** Start RECORDS SHOWN **
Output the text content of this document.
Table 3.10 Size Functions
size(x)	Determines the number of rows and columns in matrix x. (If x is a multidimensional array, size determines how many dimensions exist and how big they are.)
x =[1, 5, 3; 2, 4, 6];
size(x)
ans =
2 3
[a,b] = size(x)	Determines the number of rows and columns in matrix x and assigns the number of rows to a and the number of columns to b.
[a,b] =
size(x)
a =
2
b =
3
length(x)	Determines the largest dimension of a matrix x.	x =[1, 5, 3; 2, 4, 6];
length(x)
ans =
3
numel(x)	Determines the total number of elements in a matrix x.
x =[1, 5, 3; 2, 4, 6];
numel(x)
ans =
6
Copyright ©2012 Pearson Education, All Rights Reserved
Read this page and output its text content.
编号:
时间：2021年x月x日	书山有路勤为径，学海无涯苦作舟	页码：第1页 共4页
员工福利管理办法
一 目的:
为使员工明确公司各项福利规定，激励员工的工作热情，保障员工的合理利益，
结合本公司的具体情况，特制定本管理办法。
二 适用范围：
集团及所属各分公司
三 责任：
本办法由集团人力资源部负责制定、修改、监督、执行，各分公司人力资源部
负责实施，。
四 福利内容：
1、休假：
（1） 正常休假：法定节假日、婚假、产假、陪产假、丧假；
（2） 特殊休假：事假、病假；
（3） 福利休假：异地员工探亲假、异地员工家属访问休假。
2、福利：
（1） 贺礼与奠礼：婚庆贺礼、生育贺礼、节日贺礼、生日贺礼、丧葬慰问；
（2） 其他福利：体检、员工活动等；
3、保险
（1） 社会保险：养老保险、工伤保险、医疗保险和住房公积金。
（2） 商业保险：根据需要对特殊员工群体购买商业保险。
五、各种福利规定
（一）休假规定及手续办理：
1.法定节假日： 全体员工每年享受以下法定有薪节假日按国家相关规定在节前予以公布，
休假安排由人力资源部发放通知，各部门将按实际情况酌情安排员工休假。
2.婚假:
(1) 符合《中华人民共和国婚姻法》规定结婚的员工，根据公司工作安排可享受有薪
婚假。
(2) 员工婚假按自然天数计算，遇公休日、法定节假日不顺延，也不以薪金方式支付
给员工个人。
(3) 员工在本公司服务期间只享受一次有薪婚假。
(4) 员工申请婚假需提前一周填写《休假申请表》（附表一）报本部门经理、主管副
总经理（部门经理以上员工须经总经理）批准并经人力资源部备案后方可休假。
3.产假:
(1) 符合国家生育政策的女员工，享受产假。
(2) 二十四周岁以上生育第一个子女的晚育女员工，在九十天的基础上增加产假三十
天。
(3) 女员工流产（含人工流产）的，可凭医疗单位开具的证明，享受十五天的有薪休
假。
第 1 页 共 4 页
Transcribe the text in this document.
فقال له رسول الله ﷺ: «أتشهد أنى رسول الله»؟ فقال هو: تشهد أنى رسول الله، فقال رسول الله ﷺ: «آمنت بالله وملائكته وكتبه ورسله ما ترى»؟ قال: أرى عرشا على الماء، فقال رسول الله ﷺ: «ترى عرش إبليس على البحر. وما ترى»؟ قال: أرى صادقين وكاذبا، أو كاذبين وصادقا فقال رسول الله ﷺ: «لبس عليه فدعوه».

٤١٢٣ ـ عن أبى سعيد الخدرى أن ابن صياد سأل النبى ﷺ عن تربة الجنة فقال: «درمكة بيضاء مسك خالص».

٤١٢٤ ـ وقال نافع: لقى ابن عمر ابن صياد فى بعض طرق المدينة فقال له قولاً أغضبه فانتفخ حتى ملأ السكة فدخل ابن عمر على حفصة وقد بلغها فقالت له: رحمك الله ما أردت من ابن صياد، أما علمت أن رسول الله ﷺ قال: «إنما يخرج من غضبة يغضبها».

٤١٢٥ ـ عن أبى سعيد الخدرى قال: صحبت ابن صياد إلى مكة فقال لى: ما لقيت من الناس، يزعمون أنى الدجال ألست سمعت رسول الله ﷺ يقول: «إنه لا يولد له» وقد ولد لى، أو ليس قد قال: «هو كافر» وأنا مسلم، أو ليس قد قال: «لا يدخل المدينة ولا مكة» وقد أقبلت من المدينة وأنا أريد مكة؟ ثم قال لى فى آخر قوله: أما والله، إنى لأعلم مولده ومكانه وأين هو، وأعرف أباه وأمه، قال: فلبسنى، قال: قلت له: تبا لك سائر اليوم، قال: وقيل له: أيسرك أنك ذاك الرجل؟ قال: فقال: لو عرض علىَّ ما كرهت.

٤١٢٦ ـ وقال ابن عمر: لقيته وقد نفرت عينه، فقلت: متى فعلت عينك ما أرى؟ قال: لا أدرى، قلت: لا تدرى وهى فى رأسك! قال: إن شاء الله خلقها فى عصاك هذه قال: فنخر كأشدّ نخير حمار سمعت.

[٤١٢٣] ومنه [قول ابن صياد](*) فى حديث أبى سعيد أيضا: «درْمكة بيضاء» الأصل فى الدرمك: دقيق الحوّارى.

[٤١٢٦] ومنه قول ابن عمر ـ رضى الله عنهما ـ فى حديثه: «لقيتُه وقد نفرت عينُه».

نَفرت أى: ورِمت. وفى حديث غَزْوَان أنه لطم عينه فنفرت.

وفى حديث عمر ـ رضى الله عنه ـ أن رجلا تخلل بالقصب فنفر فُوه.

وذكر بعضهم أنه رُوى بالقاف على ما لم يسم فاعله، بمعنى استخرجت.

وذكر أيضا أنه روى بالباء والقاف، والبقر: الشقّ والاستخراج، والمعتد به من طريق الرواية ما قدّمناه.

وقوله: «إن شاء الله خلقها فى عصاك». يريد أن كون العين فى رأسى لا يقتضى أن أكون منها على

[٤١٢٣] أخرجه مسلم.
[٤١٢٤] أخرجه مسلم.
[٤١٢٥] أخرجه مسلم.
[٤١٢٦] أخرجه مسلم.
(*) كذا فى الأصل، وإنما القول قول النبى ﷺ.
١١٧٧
** End RECORDS SHOWN **
Reproduce every line of the listing above in which the string "خلقها" appears.

» RESULT OF THE TASK:
٤١٢٦ ـ وقال ابن عمر: لقيته وقد نفرت عينه، فقلت: متى فعلت عينك ما أرى؟ قال: لا أدرى، قلت: لا تدرى وهى فى رأسك! قال: إن شاء الله خلقها فى عصاك هذه قال: فنخر كأشدّ نخير حمار سمعت.
وقوله: «إن شاء الله خلقها فى عصاك». يريد أن كون العين فى رأسى لا يقتضى أن أكون منها على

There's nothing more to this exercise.